- DIRECTIVE:
Leave out the pictures and reproduce all of the data exactly.

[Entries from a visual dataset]

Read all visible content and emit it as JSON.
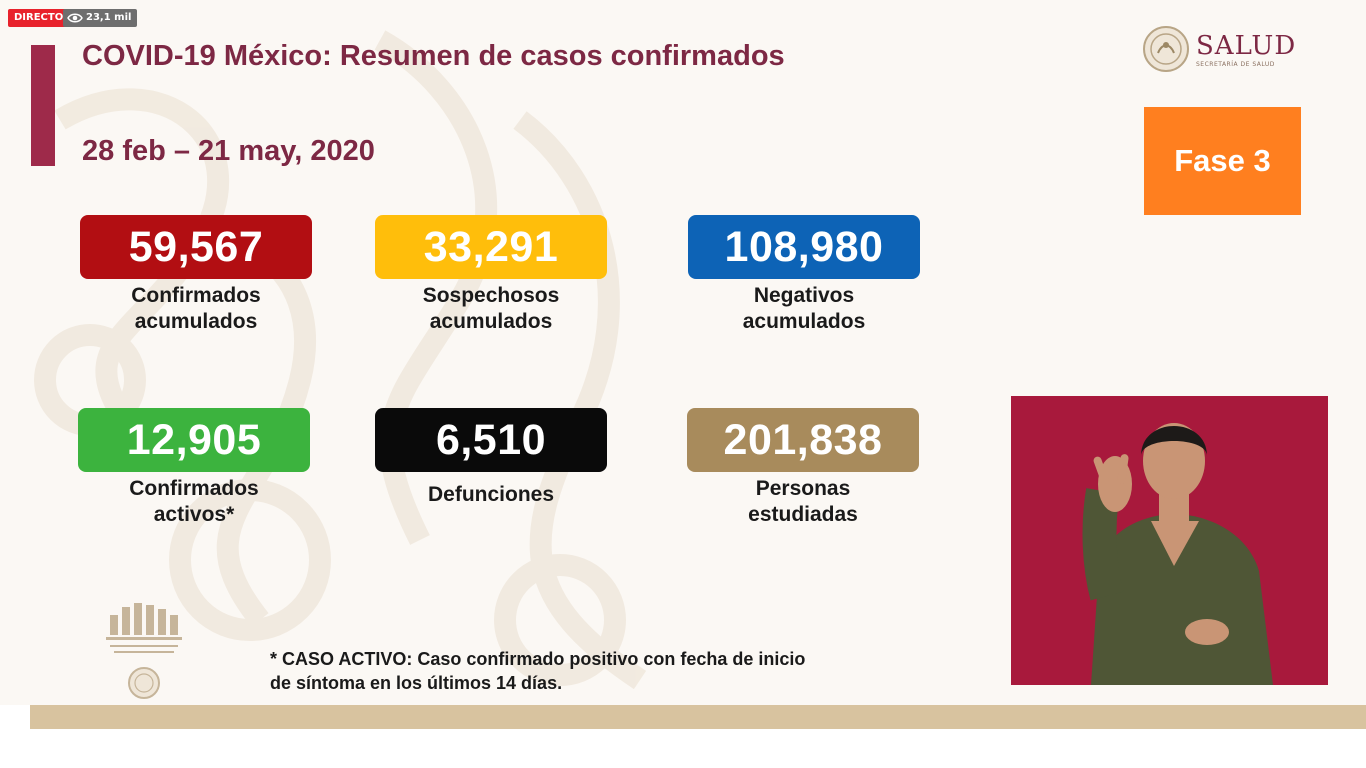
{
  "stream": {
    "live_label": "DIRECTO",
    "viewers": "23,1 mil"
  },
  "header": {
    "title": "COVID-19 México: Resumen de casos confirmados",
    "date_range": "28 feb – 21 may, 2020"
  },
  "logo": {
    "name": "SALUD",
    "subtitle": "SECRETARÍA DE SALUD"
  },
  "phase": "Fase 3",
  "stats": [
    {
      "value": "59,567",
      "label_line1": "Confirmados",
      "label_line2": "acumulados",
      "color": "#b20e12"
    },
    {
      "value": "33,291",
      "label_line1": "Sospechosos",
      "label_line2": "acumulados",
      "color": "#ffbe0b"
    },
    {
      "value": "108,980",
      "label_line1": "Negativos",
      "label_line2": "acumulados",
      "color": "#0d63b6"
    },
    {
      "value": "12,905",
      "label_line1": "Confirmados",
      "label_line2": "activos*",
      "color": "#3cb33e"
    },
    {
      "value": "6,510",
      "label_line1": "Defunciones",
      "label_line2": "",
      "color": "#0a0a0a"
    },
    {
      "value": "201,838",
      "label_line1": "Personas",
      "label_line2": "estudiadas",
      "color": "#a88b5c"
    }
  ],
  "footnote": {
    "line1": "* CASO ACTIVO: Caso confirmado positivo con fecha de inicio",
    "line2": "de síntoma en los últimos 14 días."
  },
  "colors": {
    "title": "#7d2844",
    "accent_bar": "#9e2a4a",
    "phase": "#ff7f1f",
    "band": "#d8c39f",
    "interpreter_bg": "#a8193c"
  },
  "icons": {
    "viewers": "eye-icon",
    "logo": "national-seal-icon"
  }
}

- EXERCISE ANSWER:
Read all visible content and emit it as JSON.
{
  "stream": {
    "live_label": "DIRECTO",
    "viewers": "23,1 mil"
  },
  "header": {
    "title": "COVID-19 México: Resumen de casos confirmados",
    "date_range": "28 feb – 21 may, 2020"
  },
  "logo": {
    "name": "SALUD",
    "subtitle": "SECRETARÍA DE SALUD"
  },
  "phase": "Fase 3",
  "stats": [
    {
      "value": "59,567",
      "label_line1": "Confirmados",
      "label_line2": "acumulados",
      "color": "#b20e12"
    },
    {
      "value": "33,291",
      "label_line1": "Sospechosos",
      "label_line2": "acumulados",
      "color": "#ffbe0b"
    },
    {
      "value": "108,980",
      "label_line1": "Negativos",
      "label_line2": "acumulados",
      "color": "#0d63b6"
    },
    {
      "value": "12,905",
      "label_line1": "Confirmados",
      "label_line2": "activos*",
      "color": "#3cb33e"
    },
    {
      "value": "6,510",
      "label_line1": "Defunciones",
      "label_line2": "",
      "color": "#0a0a0a"
    },
    {
      "value": "201,838",
      "label_line1": "Personas",
      "label_line2": "estudiadas",
      "color": "#a88b5c"
    }
  ],
  "footnote": {
    "line1": "* CASO ACTIVO: Caso confirmado positivo con fecha de inicio",
    "line2": "de síntoma en los últimos 14 días."
  },
  "colors": {
    "title": "#7d2844",
    "accent_bar": "#9e2a4a",
    "phase": "#ff7f1f",
    "band": "#d8c39f",
    "interpreter_bg": "#a8193c"
  },
  "icons": {
    "viewers": "eye-icon",
    "logo": "national-seal-icon"
  }
}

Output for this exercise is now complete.